Dataset entries
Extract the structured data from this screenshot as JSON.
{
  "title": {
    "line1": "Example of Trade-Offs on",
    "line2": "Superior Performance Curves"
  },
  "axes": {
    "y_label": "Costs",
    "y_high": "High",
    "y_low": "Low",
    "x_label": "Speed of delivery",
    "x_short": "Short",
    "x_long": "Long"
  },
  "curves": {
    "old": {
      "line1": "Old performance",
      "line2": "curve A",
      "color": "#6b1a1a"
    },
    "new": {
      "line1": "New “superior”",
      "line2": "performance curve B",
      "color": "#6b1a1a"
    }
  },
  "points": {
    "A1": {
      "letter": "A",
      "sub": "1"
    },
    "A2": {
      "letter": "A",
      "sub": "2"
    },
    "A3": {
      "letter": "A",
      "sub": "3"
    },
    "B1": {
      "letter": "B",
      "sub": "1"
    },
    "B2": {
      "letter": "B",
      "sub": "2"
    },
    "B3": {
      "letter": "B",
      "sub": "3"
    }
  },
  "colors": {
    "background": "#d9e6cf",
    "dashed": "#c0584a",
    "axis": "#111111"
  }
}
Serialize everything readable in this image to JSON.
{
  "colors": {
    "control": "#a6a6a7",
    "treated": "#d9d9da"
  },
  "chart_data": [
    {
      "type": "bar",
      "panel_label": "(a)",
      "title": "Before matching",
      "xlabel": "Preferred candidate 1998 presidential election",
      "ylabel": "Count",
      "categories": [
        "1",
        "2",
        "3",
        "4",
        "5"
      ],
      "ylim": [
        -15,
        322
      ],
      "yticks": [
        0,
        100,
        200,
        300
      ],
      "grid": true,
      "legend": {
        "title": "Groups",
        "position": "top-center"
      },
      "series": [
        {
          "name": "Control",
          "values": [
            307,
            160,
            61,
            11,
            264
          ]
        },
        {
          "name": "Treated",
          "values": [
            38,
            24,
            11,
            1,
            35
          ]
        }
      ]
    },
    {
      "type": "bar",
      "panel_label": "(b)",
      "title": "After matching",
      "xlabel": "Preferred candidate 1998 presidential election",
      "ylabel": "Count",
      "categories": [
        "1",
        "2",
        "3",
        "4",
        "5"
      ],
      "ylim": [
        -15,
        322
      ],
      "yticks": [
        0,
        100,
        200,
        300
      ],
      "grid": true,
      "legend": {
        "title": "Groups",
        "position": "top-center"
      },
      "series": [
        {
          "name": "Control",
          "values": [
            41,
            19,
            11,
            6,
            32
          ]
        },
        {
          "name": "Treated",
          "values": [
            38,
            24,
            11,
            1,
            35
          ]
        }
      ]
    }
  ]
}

▸ **Challenge**: Count every line above that holds the word "JSON", and state the number and nothing more.

▸ **Full solution**: 2